### Exercise task
Return the lines of every entry as a JSON list of strings, one string per line, dropping blank lines and omitting the pictures.

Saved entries
+ + + + +

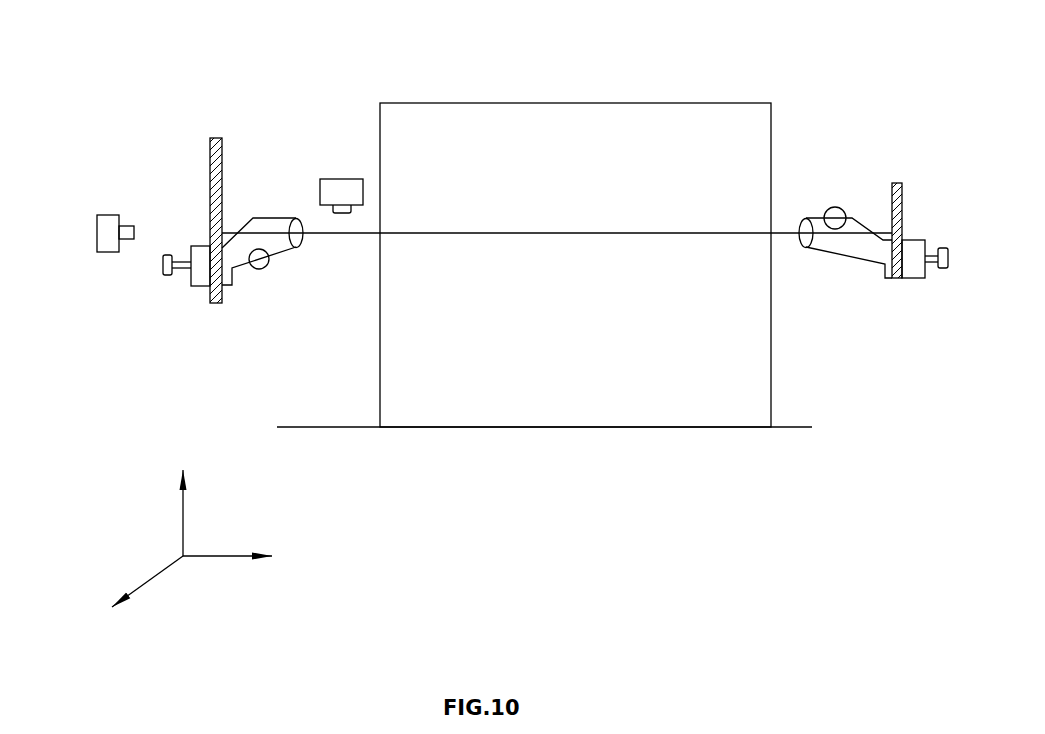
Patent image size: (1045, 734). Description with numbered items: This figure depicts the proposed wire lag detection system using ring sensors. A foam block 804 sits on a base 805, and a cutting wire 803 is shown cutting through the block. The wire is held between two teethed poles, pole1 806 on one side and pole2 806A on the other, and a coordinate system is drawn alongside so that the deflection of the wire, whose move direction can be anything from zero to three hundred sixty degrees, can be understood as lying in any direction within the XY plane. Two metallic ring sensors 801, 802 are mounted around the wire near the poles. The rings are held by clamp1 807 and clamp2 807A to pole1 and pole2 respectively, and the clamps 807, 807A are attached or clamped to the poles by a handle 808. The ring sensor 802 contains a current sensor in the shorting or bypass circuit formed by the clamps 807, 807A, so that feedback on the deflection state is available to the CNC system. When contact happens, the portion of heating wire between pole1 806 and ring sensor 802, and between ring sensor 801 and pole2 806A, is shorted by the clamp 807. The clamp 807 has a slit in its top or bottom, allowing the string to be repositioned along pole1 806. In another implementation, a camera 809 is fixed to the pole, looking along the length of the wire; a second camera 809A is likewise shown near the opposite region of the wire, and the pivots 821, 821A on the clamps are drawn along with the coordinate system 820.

The metallic ring sensor 801 is at (805, 212).
The ring sensor 802 is at (293, 212).
The cutting wire 803 is at (849, 250).
The foam block 804 is at (498, 97).
The base 805 is at (310, 433).
The pole1 806 is at (201, 138).
The pole2 806A is at (897, 181).
The clamp1 807 is at (187, 279).
The clamp2 807A is at (829, 254).
The handle 808 is at (160, 272).
The camera 809 is at (96, 204).
The second sensor 809A is at (336, 168).
The coordinate system 820 is at (165, 542).
The first pivot 821 is at (260, 270).
The second pivot 821A is at (835, 206).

+ + + + +

### Output of the exercise
[
  "Patent image size: (1045, 734). Description with numbered items: This figure depicts the proposed wire lag detection system using ring sensors. A foam block 804 sits on a base 805, and a cutting wire 803 is shown cutting through the block. The wire is held between two teethed poles, pole1 806 on one side and pole2 806A on the other, and a coordinate system is drawn alongside so that the deflection of the wire, whose move direction can be anything from zero to three hundred sixty degrees, can be understood as lying in any direction within the XY plane. Two metallic ring sensors 801, 802 are mounted around the wire near the poles. The rings are held by clamp1 807 and clamp2 807A to pole1 and pole2 respectively, and the clamps 807, 807A are attached or clamped to the poles by a handle 808. The ring sensor 802 contains a current sensor in the shorting or bypass circuit formed by the clamps 807, 807A, so that feedback on the deflection state is available to the CNC system. When contact happens, the portion of heating wire between pole1 806 and ring sensor 802, and between ring sensor 801 and pole2 806A, is shorted by the clamp 807. The clamp 807 has a slit in its top or bottom, allowing the string to be repositioned along pole1 806. In another implementation, a camera 809 is fixed to the pole, looking along the length of the wire; a second camera 809A is likewise shown near the opposite region of the wire, and the pivots 821, 821A on the clamps are drawn along with the coordinate system 820.",
  "The metallic ring sensor 801 is at (805, 212).",
  "The ring sensor 802 is at (293, 212).",
  "The cutting wire 803 is at (849, 250).",
  "The foam block 804 is at (498, 97).",
  "The base 805 is at (310, 433).",
  "The pole1 806 is at (201, 138).",
  "The pole2 806A is at (897, 181).",
  "The clamp1 807 is at (187, 279).",
  "The clamp2 807A is at (829, 254).",
  "The handle 808 is at (160, 272).",
  "The camera 809 is at (96, 204).",
  "The second sensor 809A is at (336, 168).",
  "The coordinate system 820 is at (165, 542).",
  "The first pivot 821 is at (260, 270).",
  "The second pivot 821A is at (835, 206)."
]